* Task goal *
Copy every line of the records below word for word, leaving out the pictures.

* Available records *
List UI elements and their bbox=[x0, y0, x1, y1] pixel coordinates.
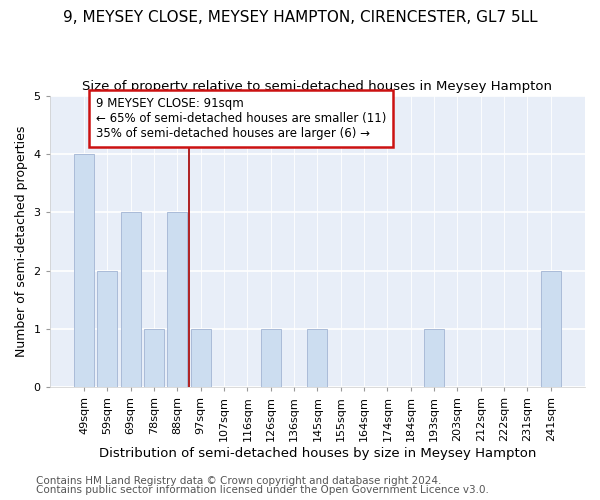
Bar bbox=[307, 329, 327, 388]
Bar bbox=[121, 212, 140, 388]
Text: Contains HM Land Registry data © Crown copyright and database right 2024.: Contains HM Land Registry data © Crown c… bbox=[36, 476, 442, 486]
Bar bbox=[261, 329, 281, 388]
Bar bbox=[541, 270, 560, 388]
Bar bbox=[144, 329, 164, 388]
Bar bbox=[97, 270, 117, 388]
Text: 9 MEYSEY CLOSE: 91sqm
← 65% of semi-detached houses are smaller (11)
35% of semi: 9 MEYSEY CLOSE: 91sqm ← 65% of semi-deta… bbox=[95, 98, 386, 140]
Text: 9, MEYSEY CLOSE, MEYSEY HAMPTON, CIRENCESTER, GL7 5LL: 9, MEYSEY CLOSE, MEYSEY HAMPTON, CIRENCE… bbox=[62, 10, 538, 25]
Text: Contains public sector information licensed under the Open Government Licence v3: Contains public sector information licen… bbox=[36, 485, 489, 495]
Bar bbox=[424, 329, 444, 388]
Y-axis label: Number of semi-detached properties: Number of semi-detached properties bbox=[15, 126, 28, 357]
Title: Size of property relative to semi-detached houses in Meysey Hampton: Size of property relative to semi-detach… bbox=[82, 80, 553, 93]
Bar bbox=[167, 212, 187, 388]
X-axis label: Distribution of semi-detached houses by size in Meysey Hampton: Distribution of semi-detached houses by … bbox=[98, 447, 536, 460]
Bar bbox=[74, 154, 94, 388]
Bar bbox=[191, 329, 211, 388]
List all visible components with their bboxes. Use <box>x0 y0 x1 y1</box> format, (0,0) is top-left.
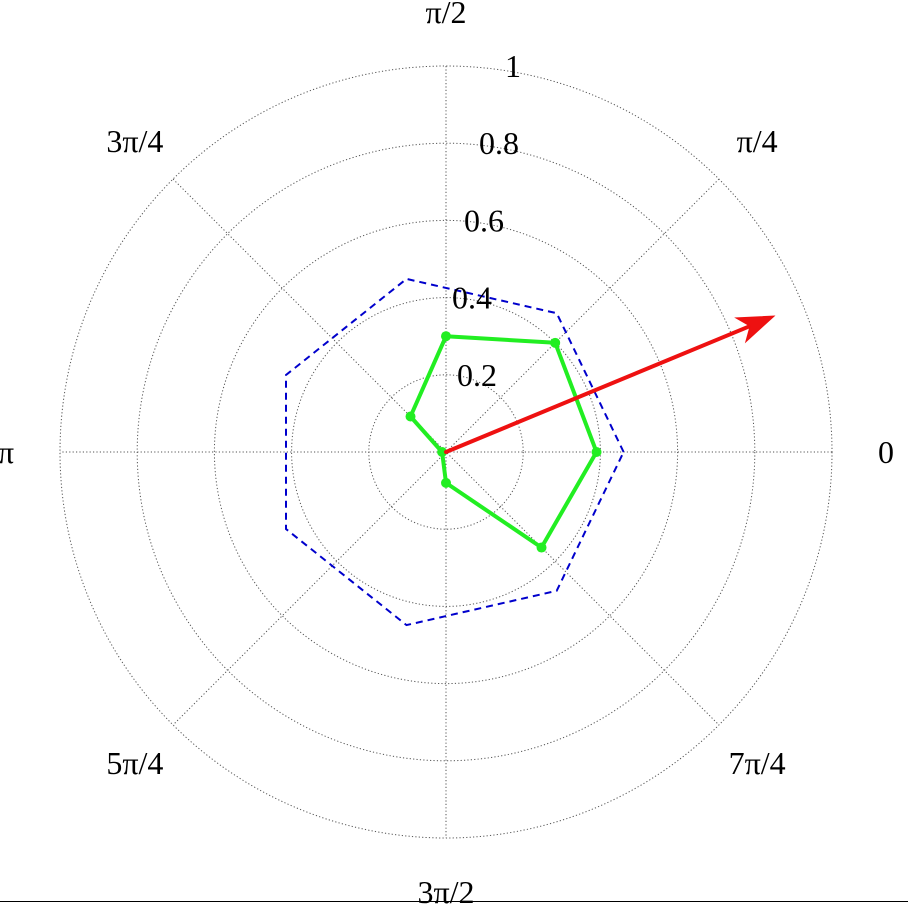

* Exercise answer *
List UI elements and their bbox=[x0, y0, x1, y1] pixel coordinates.
Bar bbox=[307, 329, 327, 388]
Bar bbox=[121, 212, 140, 388]
Text: Contains HM Land Registry data © Crown copyright and database right 2024.: Contains HM Land Registry data © Crown c… bbox=[36, 476, 442, 486]
Bar bbox=[261, 329, 281, 388]
Bar bbox=[541, 270, 560, 388]
Bar bbox=[144, 329, 164, 388]
Bar bbox=[97, 270, 117, 388]
Text: 9 MEYSEY CLOSE: 91sqm
← 65% of semi-detached houses are smaller (11)
35% of semi: 9 MEYSEY CLOSE: 91sqm ← 65% of semi-deta… bbox=[95, 98, 386, 140]
Text: 9, MEYSEY CLOSE, MEYSEY HAMPTON, CIRENCESTER, GL7 5LL: 9, MEYSEY CLOSE, MEYSEY HAMPTON, CIRENCE… bbox=[62, 10, 538, 25]
Text: Contains public sector information licensed under the Open Government Licence v3: Contains public sector information licen… bbox=[36, 485, 489, 495]
Bar bbox=[424, 329, 444, 388]
Y-axis label: Number of semi-detached properties: Number of semi-detached properties bbox=[15, 126, 28, 357]
Title: Size of property relative to semi-detached houses in Meysey Hampton: Size of property relative to semi-detach… bbox=[82, 80, 553, 93]
Bar bbox=[167, 212, 187, 388]
X-axis label: Distribution of semi-detached houses by size in Meysey Hampton: Distribution of semi-detached houses by … bbox=[98, 447, 536, 460]
Bar bbox=[74, 154, 94, 388]
Bar bbox=[191, 329, 211, 388]
List all visible components with their bboxes. Use <box>x0 y0 x1 y1</box> format, (0,0) is top-left.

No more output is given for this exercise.